- WORK INSTRUCTIONS: Write out all records as given; omit images.

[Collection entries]
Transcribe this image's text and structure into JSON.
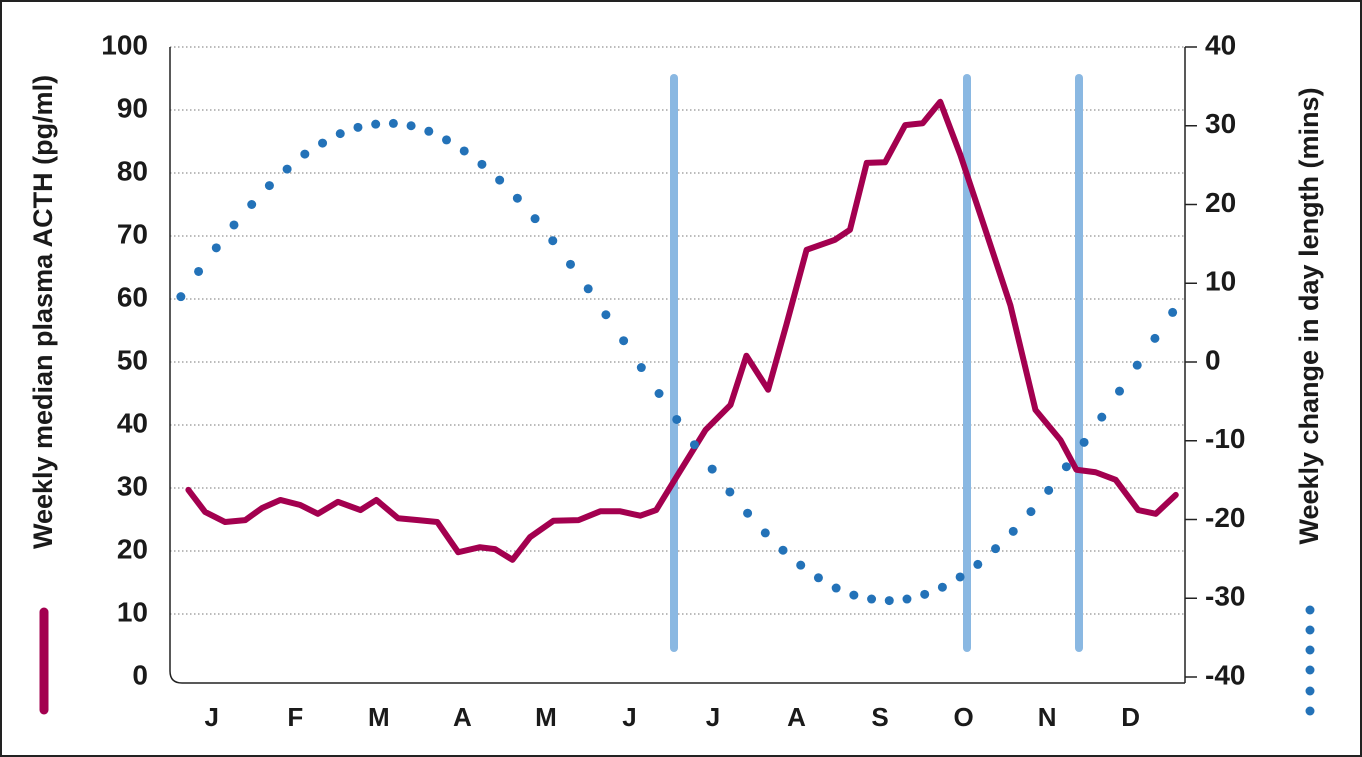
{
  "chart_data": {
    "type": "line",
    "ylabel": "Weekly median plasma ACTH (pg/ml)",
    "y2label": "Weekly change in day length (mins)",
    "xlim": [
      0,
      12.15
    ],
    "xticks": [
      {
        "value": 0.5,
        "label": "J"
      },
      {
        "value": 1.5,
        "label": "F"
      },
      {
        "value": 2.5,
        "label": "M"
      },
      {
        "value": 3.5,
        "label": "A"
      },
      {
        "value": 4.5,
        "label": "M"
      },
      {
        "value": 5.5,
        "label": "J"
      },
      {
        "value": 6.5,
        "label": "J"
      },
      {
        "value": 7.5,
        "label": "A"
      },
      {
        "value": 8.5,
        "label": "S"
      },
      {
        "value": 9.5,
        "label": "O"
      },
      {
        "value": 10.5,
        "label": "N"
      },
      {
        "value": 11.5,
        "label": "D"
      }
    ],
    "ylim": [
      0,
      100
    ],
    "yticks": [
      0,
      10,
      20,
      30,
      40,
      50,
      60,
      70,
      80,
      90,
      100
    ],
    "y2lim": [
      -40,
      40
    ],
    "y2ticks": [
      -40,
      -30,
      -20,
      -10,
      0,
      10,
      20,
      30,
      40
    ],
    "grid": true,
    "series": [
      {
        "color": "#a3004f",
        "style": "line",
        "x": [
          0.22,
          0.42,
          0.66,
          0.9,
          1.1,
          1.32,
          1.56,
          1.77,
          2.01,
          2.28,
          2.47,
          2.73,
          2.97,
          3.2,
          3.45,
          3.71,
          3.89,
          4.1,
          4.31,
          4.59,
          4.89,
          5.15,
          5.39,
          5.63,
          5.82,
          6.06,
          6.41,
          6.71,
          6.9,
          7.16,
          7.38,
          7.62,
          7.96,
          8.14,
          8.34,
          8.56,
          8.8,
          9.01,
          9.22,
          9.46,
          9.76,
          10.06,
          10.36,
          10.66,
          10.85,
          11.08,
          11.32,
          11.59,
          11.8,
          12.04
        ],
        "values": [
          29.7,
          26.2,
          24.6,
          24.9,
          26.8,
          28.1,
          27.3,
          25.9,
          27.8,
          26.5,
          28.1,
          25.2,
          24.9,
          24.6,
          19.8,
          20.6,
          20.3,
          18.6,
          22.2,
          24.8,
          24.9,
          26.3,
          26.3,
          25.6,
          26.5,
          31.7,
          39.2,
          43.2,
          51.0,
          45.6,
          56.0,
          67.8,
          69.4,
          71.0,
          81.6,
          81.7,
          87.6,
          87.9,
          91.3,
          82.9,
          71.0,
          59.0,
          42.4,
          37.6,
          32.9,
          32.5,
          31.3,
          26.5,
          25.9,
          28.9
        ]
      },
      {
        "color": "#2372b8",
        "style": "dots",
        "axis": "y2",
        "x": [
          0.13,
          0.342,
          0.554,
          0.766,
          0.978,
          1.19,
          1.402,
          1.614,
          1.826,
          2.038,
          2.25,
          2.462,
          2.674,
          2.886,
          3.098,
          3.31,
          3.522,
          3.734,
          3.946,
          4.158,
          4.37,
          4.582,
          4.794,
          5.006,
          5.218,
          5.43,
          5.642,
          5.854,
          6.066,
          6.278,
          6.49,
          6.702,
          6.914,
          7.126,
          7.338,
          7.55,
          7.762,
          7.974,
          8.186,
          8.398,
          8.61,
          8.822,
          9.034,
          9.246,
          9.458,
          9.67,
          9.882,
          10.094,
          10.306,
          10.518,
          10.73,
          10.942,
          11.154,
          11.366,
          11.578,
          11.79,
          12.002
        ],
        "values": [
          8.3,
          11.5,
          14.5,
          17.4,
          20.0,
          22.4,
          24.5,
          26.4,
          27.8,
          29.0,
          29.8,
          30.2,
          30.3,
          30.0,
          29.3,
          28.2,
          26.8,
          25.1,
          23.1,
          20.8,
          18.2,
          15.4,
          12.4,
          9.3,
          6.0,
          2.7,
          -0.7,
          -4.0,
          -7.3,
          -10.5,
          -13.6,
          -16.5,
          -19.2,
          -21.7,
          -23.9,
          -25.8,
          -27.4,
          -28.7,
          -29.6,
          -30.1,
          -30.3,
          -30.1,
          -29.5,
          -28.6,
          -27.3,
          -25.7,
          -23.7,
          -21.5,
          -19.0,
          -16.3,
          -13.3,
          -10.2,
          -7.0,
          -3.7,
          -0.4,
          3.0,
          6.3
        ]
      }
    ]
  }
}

- RESPONSE:
Transcribe this image's text and structure into JSON.
{
  "chart_data": {
    "type": "line",
    "ylabel": "Weekly median plasma ACTH (pg/ml)",
    "y2label": "Weekly change in day length (mins)",
    "xlim": [
      0,
      12.15
    ],
    "xticks": [
      {
        "value": 0.5,
        "label": "J"
      },
      {
        "value": 1.5,
        "label": "F"
      },
      {
        "value": 2.5,
        "label": "M"
      },
      {
        "value": 3.5,
        "label": "A"
      },
      {
        "value": 4.5,
        "label": "M"
      },
      {
        "value": 5.5,
        "label": "J"
      },
      {
        "value": 6.5,
        "label": "J"
      },
      {
        "value": 7.5,
        "label": "A"
      },
      {
        "value": 8.5,
        "label": "S"
      },
      {
        "value": 9.5,
        "label": "O"
      },
      {
        "value": 10.5,
        "label": "N"
      },
      {
        "value": 11.5,
        "label": "D"
      }
    ],
    "ylim": [
      0,
      100
    ],
    "yticks": [
      0,
      10,
      20,
      30,
      40,
      50,
      60,
      70,
      80,
      90,
      100
    ],
    "y2lim": [
      -40,
      40
    ],
    "y2ticks": [
      -40,
      -30,
      -20,
      -10,
      0,
      10,
      20,
      30,
      40
    ],
    "grid": true,
    "series": [
      {
        "color": "#a3004f",
        "style": "line",
        "x": [
          0.22,
          0.42,
          0.66,
          0.9,
          1.1,
          1.32,
          1.56,
          1.77,
          2.01,
          2.28,
          2.47,
          2.73,
          2.97,
          3.2,
          3.45,
          3.71,
          3.89,
          4.1,
          4.31,
          4.59,
          4.89,
          5.15,
          5.39,
          5.63,
          5.82,
          6.06,
          6.41,
          6.71,
          6.9,
          7.16,
          7.38,
          7.62,
          7.96,
          8.14,
          8.34,
          8.56,
          8.8,
          9.01,
          9.22,
          9.46,
          9.76,
          10.06,
          10.36,
          10.66,
          10.85,
          11.08,
          11.32,
          11.59,
          11.8,
          12.04
        ],
        "values": [
          29.7,
          26.2,
          24.6,
          24.9,
          26.8,
          28.1,
          27.3,
          25.9,
          27.8,
          26.5,
          28.1,
          25.2,
          24.9,
          24.6,
          19.8,
          20.6,
          20.3,
          18.6,
          22.2,
          24.8,
          24.9,
          26.3,
          26.3,
          25.6,
          26.5,
          31.7,
          39.2,
          43.2,
          51.0,
          45.6,
          56.0,
          67.8,
          69.4,
          71.0,
          81.6,
          81.7,
          87.6,
          87.9,
          91.3,
          82.9,
          71.0,
          59.0,
          42.4,
          37.6,
          32.9,
          32.5,
          31.3,
          26.5,
          25.9,
          28.9
        ]
      },
      {
        "color": "#2372b8",
        "style": "dots",
        "axis": "y2",
        "x": [
          0.13,
          0.342,
          0.554,
          0.766,
          0.978,
          1.19,
          1.402,
          1.614,
          1.826,
          2.038,
          2.25,
          2.462,
          2.674,
          2.886,
          3.098,
          3.31,
          3.522,
          3.734,
          3.946,
          4.158,
          4.37,
          4.582,
          4.794,
          5.006,
          5.218,
          5.43,
          5.642,
          5.854,
          6.066,
          6.278,
          6.49,
          6.702,
          6.914,
          7.126,
          7.338,
          7.55,
          7.762,
          7.974,
          8.186,
          8.398,
          8.61,
          8.822,
          9.034,
          9.246,
          9.458,
          9.67,
          9.882,
          10.094,
          10.306,
          10.518,
          10.73,
          10.942,
          11.154,
          11.366,
          11.578,
          11.79,
          12.002
        ],
        "values": [
          8.3,
          11.5,
          14.5,
          17.4,
          20.0,
          22.4,
          24.5,
          26.4,
          27.8,
          29.0,
          29.8,
          30.2,
          30.3,
          30.0,
          29.3,
          28.2,
          26.8,
          25.1,
          23.1,
          20.8,
          18.2,
          15.4,
          12.4,
          9.3,
          6.0,
          2.7,
          -0.7,
          -4.0,
          -7.3,
          -10.5,
          -13.6,
          -16.5,
          -19.2,
          -21.7,
          -23.9,
          -25.8,
          -27.4,
          -28.7,
          -29.6,
          -30.1,
          -30.3,
          -30.1,
          -29.5,
          -28.6,
          -27.3,
          -25.7,
          -23.7,
          -21.5,
          -19.0,
          -16.3,
          -13.3,
          -10.2,
          -7.0,
          -3.7,
          -0.4,
          3.0,
          6.3
        ]
      }
    ]
  }
}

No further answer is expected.